> **Instructions to follow**:
Examine the entries and show every line in which the word "JSON" is found.

=======

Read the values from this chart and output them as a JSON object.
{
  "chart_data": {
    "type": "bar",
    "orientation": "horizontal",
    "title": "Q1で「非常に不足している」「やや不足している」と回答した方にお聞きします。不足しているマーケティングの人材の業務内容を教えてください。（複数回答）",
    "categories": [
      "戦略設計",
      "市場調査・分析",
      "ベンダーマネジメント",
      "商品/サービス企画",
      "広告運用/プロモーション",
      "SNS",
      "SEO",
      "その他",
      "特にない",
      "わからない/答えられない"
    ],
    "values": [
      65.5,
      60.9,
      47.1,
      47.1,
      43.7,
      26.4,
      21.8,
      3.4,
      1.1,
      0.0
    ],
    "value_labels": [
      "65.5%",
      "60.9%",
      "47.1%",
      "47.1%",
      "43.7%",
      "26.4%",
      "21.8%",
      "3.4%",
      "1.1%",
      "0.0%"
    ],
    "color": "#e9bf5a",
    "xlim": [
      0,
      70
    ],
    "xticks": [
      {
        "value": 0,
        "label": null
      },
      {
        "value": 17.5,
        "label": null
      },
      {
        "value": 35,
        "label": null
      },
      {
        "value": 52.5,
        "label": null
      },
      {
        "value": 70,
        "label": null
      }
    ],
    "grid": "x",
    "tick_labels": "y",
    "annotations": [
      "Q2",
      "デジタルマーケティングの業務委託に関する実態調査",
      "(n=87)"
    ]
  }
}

=======

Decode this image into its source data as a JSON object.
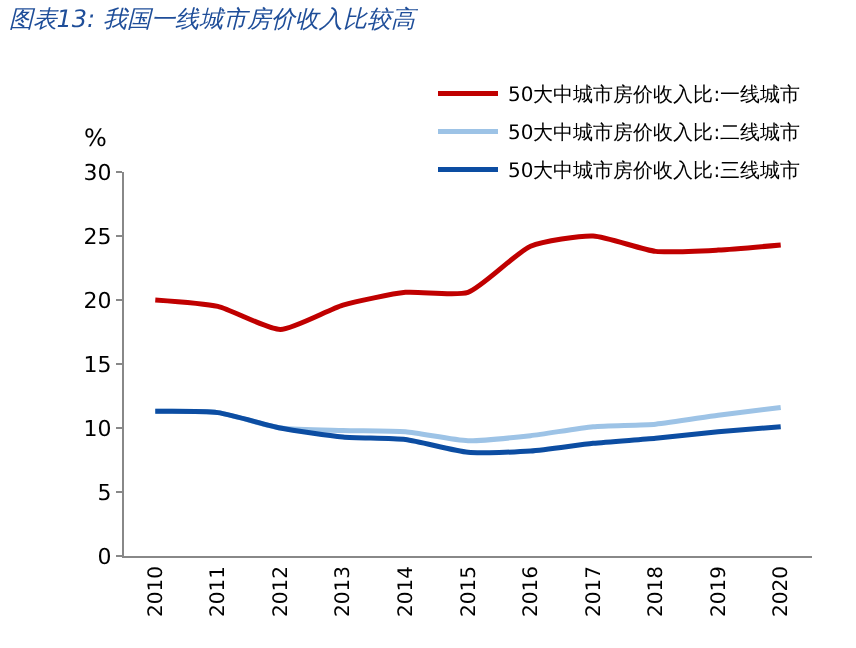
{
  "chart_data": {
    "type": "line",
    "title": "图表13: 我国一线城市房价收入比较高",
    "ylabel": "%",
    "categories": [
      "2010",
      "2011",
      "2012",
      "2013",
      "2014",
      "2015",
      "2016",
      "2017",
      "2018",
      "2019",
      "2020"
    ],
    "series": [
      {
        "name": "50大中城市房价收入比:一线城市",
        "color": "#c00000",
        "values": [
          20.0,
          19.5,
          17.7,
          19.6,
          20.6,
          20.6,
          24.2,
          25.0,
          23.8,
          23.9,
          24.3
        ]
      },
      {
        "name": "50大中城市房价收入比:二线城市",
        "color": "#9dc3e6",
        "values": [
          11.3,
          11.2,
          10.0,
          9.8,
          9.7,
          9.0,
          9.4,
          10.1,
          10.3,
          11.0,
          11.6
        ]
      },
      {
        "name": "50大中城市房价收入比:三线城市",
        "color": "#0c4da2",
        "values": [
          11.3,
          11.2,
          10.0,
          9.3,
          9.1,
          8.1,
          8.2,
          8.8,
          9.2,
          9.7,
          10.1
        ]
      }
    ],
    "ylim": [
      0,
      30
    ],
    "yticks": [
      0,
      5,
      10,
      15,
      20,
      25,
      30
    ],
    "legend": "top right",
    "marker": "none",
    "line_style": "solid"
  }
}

=======

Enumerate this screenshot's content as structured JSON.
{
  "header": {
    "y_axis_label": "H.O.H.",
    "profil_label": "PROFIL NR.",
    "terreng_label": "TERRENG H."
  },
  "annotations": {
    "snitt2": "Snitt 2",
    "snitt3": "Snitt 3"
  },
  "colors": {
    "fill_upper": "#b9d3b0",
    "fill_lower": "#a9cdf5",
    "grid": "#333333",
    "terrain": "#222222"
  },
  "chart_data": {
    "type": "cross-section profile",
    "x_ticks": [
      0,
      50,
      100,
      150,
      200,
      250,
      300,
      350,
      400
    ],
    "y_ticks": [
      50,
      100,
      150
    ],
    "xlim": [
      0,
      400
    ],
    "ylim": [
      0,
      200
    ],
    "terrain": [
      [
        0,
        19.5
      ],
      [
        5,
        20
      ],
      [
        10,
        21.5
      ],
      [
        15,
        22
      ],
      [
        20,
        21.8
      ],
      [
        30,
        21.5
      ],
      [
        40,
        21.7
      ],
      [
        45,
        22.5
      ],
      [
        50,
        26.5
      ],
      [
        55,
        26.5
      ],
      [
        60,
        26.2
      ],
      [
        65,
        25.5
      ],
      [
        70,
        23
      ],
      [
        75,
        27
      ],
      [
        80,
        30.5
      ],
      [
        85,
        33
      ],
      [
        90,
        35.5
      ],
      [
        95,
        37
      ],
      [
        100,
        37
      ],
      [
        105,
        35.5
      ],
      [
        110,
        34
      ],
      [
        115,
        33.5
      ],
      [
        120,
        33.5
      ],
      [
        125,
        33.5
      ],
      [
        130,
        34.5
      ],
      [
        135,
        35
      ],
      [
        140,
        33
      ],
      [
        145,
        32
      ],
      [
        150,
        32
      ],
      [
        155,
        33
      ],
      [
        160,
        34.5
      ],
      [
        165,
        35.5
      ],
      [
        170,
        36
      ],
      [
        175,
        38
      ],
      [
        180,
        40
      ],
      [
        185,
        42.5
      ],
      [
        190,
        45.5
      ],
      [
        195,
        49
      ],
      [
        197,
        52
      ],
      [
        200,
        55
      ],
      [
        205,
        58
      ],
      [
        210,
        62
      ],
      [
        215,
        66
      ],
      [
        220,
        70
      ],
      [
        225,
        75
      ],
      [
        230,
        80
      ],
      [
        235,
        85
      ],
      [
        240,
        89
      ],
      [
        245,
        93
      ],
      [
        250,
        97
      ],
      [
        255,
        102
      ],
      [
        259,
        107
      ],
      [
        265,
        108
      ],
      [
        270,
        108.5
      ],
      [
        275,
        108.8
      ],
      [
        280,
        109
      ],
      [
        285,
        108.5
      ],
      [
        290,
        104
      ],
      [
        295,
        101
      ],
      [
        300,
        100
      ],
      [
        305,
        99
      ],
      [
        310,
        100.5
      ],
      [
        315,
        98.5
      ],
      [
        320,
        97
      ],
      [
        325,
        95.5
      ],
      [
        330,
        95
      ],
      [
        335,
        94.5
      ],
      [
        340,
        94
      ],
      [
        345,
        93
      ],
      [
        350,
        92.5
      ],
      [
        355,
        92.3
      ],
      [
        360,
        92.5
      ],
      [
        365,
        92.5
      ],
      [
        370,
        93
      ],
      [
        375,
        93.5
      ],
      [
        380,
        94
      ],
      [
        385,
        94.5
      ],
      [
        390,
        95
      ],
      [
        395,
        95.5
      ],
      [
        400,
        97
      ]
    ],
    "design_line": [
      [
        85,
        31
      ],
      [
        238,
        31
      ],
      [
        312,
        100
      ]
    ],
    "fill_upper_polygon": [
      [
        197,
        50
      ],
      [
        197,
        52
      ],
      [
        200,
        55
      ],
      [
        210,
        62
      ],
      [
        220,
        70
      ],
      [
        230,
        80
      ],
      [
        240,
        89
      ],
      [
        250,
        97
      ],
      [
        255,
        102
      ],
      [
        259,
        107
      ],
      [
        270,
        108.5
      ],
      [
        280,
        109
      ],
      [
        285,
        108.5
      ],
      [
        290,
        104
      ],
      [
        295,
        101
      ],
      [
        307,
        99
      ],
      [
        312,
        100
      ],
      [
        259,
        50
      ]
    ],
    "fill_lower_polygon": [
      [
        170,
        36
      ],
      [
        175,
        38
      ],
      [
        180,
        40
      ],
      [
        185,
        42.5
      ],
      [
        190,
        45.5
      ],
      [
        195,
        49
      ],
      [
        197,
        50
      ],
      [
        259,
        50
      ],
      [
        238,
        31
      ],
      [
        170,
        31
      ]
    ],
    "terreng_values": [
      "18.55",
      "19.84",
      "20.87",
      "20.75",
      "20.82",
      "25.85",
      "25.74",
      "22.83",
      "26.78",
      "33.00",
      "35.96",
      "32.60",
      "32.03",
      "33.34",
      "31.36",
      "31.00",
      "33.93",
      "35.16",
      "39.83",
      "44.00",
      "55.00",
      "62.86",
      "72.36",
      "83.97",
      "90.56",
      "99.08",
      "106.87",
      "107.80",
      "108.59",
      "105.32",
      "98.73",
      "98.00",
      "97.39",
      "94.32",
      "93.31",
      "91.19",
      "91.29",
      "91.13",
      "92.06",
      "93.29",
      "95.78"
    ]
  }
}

=======

> **Task result**:
Read the values from this chart and output them as a JSON object.
Decode this image into its source data as a JSON object.
Enumerate this screenshot's content as structured JSON.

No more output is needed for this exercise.